═════ ENTRIES ═════

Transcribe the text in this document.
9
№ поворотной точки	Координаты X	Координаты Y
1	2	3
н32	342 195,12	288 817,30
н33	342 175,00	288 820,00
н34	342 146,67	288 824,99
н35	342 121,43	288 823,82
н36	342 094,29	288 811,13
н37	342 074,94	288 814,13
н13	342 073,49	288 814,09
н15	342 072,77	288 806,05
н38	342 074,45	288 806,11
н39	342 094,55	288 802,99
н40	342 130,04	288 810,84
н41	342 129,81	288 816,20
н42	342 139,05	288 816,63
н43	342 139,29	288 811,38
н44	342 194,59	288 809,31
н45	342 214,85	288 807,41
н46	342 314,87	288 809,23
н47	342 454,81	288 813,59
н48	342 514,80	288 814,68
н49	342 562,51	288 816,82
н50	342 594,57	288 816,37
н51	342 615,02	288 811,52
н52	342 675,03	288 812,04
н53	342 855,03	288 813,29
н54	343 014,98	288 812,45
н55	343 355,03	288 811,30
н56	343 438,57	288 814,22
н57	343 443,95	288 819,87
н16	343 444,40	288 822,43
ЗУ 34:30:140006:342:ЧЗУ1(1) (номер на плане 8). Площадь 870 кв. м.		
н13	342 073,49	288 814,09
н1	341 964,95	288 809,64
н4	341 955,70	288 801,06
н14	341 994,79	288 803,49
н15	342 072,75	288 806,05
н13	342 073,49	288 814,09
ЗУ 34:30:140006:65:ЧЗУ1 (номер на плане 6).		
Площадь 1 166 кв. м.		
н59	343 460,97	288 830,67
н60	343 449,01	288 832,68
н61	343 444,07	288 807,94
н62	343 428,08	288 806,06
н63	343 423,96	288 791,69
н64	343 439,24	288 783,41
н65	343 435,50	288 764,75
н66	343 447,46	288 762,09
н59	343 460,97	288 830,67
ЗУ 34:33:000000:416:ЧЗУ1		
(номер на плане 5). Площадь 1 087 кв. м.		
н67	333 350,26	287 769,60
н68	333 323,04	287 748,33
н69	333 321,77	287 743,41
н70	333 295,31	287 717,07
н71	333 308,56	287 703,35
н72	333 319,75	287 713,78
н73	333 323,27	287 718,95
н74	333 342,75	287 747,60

═════

DIRECTIVE:
Which lines in the listing above hold the word "плане"? Show each of them.

EXERCISE OUTPUT:
ЗУ 34:30:140006:342:ЧЗУ1(1) (номер на плане 8). Площадь 870 кв. м.		
ЗУ 34:30:140006:65:ЧЗУ1 (номер на плане 6).		
(номер на плане 5). Площадь 1 087 кв. м.		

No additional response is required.